## BEGIN Records for this exercise

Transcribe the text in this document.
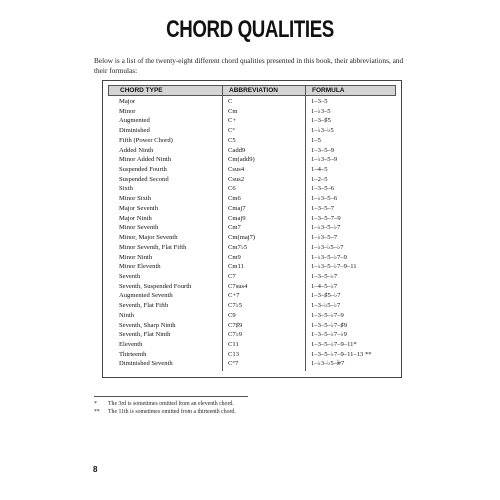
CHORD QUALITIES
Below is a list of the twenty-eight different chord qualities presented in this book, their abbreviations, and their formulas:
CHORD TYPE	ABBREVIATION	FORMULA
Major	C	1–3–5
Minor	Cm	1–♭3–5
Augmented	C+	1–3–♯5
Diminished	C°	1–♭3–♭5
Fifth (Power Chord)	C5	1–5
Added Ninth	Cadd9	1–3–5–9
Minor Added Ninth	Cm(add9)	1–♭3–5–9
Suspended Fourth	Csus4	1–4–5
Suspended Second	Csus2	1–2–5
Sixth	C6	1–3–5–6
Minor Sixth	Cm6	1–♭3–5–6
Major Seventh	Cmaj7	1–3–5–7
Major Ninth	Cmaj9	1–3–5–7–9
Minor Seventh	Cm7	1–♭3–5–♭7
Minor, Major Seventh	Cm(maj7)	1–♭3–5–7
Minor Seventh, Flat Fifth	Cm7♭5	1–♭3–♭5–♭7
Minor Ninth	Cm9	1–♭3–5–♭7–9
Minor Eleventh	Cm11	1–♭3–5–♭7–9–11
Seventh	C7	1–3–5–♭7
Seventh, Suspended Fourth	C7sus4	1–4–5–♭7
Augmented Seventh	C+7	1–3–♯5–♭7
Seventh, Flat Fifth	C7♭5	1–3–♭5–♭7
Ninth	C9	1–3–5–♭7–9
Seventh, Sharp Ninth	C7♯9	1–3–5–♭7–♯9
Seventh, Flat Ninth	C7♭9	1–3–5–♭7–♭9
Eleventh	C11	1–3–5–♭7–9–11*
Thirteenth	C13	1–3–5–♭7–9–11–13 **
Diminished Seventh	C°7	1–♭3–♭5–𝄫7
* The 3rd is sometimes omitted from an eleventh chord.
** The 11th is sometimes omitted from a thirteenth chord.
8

## END Records for this exercise

Set problem: Transcribe every entry word for word, but omit the pictures.

Task output:
Transcribe the text in this document.
CHORD QUALITIES
Below is a list of the twenty-eight different chord qualities presented in this book, their abbreviations, and their formulas:
CHORD TYPE	ABBREVIATION	FORMULA
Major	C	1–3–5
Minor	Cm	1–♭3–5
Augmented	C+	1–3–♯5
Diminished	C°	1–♭3–♭5
Fifth (Power Chord)	C5	1–5
Added Ninth	Cadd9	1–3–5–9
Minor Added Ninth	Cm(add9)	1–♭3–5–9
Suspended Fourth	Csus4	1–4–5
Suspended Second	Csus2	1–2–5
Sixth	C6	1–3–5–6
Minor Sixth	Cm6	1–♭3–5–6
Major Seventh	Cmaj7	1–3–5–7
Major Ninth	Cmaj9	1–3–5–7–9
Minor Seventh	Cm7	1–♭3–5–♭7
Minor, Major Seventh	Cm(maj7)	1–♭3–5–7
Minor Seventh, Flat Fifth	Cm7♭5	1–♭3–♭5–♭7
Minor Ninth	Cm9	1–♭3–5–♭7–9
Minor Eleventh	Cm11	1–♭3–5–♭7–9–11
Seventh	C7	1–3–5–♭7
Seventh, Suspended Fourth	C7sus4	1–4–5–♭7
Augmented Seventh	C+7	1–3–♯5–♭7
Seventh, Flat Fifth	C7♭5	1–3–♭5–♭7
Ninth	C9	1–3–5–♭7–9
Seventh, Sharp Ninth	C7♯9	1–3–5–♭7–♯9
Seventh, Flat Ninth	C7♭9	1–3–5–♭7–♭9
Eleventh	C11	1–3–5–♭7–9–11*
Thirteenth	C13	1–3–5–♭7–9–11–13 **
Diminished Seventh	C°7	1–♭3–♭5–𝄫7
* The 3rd is sometimes omitted from an eleventh chord.
** The 11th is sometimes omitted from a thirteenth chord.
8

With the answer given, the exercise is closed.